- _Übungstext_:

Sabine Strehl: Der zunehmende Einsatz von Next-Generation-Sequencing Ansätzen zur Beantwortung ungelöster biologischer Fragen und die Komplexität der daraus resultierenden Daten erfordern eine enge Zusammenarbeit mit Datenwissenschaftler*innen. Bereits in den frühesten Phasen der Projektentwicklung arbeiten wir eng mit Bioinformatiker*innen und Datenwissenschaftler*innen zusammen, um Fragestellungen zu formulieren und das experimentelle Design zu planen. Diese Art der Zusammenarbeit ist entscheidend für die Generierung aussagekräftiger funktioneller Genomik-Datensätze und für deren integrative Analyse.
Science Communication Team: Welche spezifischen Projekte oder Forschungsthemen verbinden Sie und Ihre Forschungsgruppe mit anderen Gruppen innerhalb der St. Anna Kinderkrebsforschung?
Sabine Strehl: Derzeit modellieren wir die akute Megakaryoblastenleukämie (AMKL), die durch Fusionsproteine verursacht wird, und kombinieren dabei CRISPR/Cas9-Genom-Editierung mit der in vitro-Differenzierung humaner induzierter pluripotenter Stammzellen in hämatopoetische Stamm- und Vorläuferzellen. Um die Entwicklungsverläufe der Leukämie zu verstehen, wenden wir funktionelle Genomik-Assays an, darunter Einzelzell-RNA-seq, ATAC-seq und ChIP-seq. Das Team für Entwicklungsbiologie & Krebsgenomik unter der Leitung von Florian Halbritter führt die integrativen Bioinformatikanalysen durch.

- _Datenauszug_:
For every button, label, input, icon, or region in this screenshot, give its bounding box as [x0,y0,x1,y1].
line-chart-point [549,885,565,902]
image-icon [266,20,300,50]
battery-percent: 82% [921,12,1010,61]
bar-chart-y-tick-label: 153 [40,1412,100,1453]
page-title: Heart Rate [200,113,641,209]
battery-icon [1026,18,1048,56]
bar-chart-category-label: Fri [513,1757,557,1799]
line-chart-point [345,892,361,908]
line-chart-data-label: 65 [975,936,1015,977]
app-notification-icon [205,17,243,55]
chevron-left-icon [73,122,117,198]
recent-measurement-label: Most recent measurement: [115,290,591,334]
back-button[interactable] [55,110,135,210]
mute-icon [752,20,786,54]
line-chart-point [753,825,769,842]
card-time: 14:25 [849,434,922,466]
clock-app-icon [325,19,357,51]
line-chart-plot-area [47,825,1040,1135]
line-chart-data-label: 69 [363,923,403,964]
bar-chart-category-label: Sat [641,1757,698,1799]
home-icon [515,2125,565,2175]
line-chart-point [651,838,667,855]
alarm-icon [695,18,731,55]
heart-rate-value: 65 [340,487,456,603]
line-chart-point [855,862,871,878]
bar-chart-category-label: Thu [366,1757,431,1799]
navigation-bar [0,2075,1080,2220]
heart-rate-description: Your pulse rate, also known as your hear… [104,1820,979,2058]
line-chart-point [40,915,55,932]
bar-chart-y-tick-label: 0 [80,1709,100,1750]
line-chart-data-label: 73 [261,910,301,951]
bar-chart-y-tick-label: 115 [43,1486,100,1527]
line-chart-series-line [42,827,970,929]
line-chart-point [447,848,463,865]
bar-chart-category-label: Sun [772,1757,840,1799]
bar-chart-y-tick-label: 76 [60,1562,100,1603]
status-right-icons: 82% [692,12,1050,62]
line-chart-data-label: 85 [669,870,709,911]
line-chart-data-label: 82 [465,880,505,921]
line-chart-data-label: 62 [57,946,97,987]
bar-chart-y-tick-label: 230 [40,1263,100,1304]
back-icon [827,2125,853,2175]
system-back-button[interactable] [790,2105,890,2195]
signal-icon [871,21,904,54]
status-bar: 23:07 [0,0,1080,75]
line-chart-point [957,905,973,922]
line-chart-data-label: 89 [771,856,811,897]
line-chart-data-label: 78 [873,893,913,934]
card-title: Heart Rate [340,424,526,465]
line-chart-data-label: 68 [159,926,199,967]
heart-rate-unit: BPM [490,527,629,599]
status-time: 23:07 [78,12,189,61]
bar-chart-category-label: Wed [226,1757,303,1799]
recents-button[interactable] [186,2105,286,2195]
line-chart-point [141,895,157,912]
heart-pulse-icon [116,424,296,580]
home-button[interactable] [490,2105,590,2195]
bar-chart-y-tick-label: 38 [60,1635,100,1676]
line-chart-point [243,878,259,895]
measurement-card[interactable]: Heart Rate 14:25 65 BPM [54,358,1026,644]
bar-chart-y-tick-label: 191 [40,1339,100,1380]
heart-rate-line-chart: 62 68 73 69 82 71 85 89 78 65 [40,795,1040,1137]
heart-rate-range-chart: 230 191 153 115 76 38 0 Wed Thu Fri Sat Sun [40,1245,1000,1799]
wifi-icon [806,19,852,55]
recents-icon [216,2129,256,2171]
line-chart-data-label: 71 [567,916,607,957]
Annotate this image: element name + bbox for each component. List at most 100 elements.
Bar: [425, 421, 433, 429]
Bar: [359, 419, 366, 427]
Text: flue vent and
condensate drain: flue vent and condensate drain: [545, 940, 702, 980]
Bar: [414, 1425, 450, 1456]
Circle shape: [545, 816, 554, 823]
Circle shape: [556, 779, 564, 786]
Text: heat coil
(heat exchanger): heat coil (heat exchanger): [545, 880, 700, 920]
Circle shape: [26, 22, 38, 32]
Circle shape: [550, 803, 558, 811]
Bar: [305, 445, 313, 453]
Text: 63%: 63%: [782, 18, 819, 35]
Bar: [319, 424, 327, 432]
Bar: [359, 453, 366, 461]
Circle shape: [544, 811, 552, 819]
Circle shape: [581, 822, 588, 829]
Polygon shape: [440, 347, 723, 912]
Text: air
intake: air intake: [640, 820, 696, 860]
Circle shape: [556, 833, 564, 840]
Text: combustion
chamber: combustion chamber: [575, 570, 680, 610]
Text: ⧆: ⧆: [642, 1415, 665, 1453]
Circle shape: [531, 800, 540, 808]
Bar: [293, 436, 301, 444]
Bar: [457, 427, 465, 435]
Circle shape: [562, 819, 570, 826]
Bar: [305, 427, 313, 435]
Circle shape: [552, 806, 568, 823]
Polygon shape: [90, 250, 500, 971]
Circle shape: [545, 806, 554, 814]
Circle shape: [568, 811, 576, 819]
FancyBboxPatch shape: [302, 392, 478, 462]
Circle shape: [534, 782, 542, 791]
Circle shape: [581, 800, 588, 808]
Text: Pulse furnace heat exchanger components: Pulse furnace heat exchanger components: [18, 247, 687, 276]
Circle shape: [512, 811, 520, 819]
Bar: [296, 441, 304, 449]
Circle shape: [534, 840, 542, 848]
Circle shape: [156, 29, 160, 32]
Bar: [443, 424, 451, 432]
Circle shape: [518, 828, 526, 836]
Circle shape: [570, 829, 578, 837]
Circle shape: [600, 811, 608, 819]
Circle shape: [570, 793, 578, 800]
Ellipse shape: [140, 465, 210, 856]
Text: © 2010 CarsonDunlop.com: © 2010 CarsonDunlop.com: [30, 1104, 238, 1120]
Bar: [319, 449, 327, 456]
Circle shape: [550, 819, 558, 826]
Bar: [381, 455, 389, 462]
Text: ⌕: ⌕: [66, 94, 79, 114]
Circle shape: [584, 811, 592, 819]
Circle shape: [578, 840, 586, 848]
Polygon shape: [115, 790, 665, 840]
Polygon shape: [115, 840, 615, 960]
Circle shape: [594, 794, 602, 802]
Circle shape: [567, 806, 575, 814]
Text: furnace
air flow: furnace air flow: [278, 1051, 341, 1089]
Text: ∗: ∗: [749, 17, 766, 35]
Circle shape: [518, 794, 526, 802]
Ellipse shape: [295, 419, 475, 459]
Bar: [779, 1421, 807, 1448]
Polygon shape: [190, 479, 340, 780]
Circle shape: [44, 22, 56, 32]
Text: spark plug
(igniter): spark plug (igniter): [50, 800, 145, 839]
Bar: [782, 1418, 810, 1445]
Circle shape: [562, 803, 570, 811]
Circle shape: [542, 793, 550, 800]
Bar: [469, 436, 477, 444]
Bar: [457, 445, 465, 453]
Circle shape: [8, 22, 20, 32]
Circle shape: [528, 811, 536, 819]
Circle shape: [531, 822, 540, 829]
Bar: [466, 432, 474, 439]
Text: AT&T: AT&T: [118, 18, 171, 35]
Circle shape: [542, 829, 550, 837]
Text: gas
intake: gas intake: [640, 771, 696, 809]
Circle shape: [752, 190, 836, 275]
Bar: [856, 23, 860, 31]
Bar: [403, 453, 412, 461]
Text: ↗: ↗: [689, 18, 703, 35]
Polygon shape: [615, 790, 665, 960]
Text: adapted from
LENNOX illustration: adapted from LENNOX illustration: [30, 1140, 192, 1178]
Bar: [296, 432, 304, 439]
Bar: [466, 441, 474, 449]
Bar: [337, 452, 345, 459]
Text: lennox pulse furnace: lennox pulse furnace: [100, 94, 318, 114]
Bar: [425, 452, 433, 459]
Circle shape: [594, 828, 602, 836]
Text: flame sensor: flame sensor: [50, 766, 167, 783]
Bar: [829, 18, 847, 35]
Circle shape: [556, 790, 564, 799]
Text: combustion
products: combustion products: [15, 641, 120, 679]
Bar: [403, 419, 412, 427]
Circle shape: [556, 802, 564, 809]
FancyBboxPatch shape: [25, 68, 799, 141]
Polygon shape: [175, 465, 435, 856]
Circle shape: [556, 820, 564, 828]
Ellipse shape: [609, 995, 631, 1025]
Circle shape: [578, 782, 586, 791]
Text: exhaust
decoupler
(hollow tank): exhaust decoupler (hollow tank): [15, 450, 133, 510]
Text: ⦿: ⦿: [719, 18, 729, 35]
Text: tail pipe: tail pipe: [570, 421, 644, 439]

- _Arbeitsauftrag_:
Welche funktionellen Genomik-Assays nennt der Übungstext? Führen Sie alle auf. Die Zeilen sind eigenständiges Material und gehören nicht zum Übungstext.

- _Lösung_:
Einzelzell-RNA-seq, ATAC-seq, ChIP-seq